"""

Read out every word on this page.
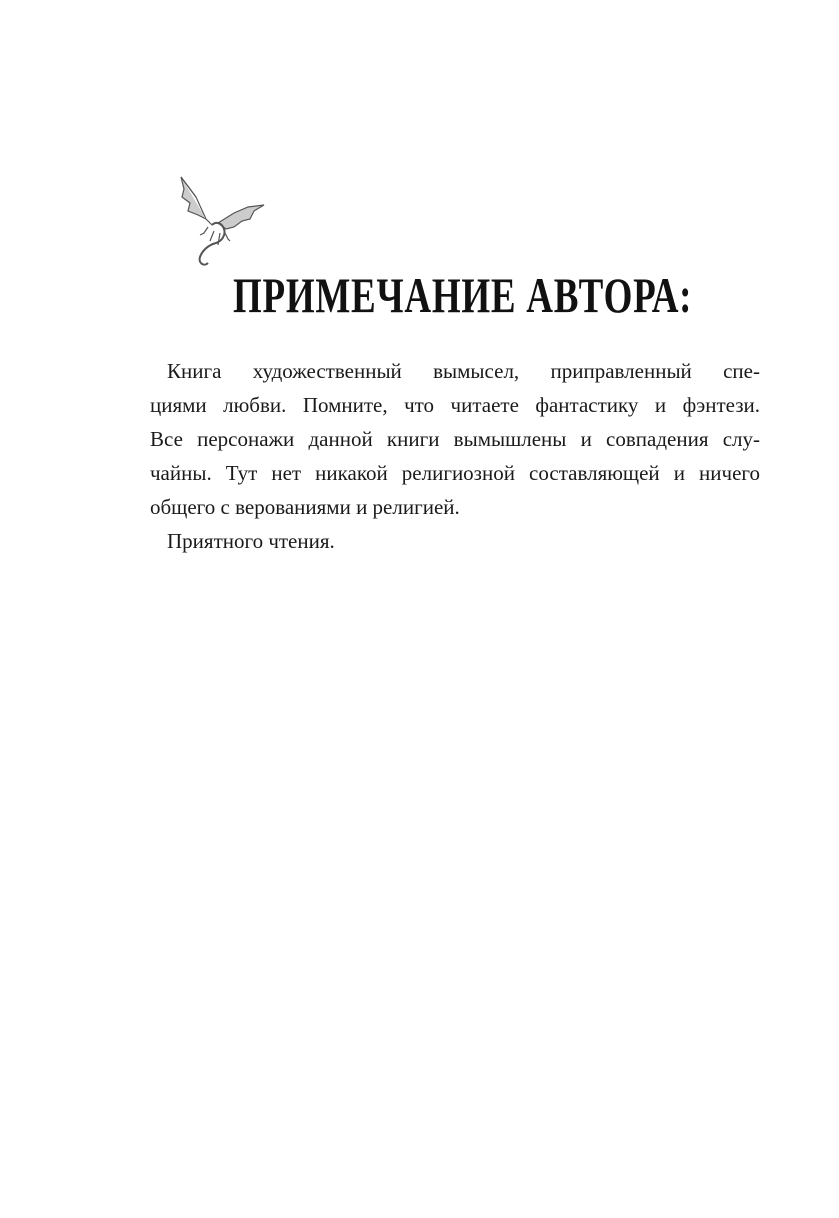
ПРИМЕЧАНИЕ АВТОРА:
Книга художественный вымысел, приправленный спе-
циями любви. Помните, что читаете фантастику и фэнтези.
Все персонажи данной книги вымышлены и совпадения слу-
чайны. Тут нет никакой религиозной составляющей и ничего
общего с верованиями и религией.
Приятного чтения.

"""

Given request => Restate each entry word for word, leaving out any pictures.

Full solution =>
Read out every word on this page.
ПРИМЕЧАНИЕ АВТОРА:
Книга художественный вымысел, приправленный спе-
циями любви. Помните, что читаете фантастику и фэнтези.
Все персонажи данной книги вымышлены и совпадения слу-
чайны. Тут нет никакой религиозной составляющей и ничего
общего с верованиями и религией.
Приятного чтения.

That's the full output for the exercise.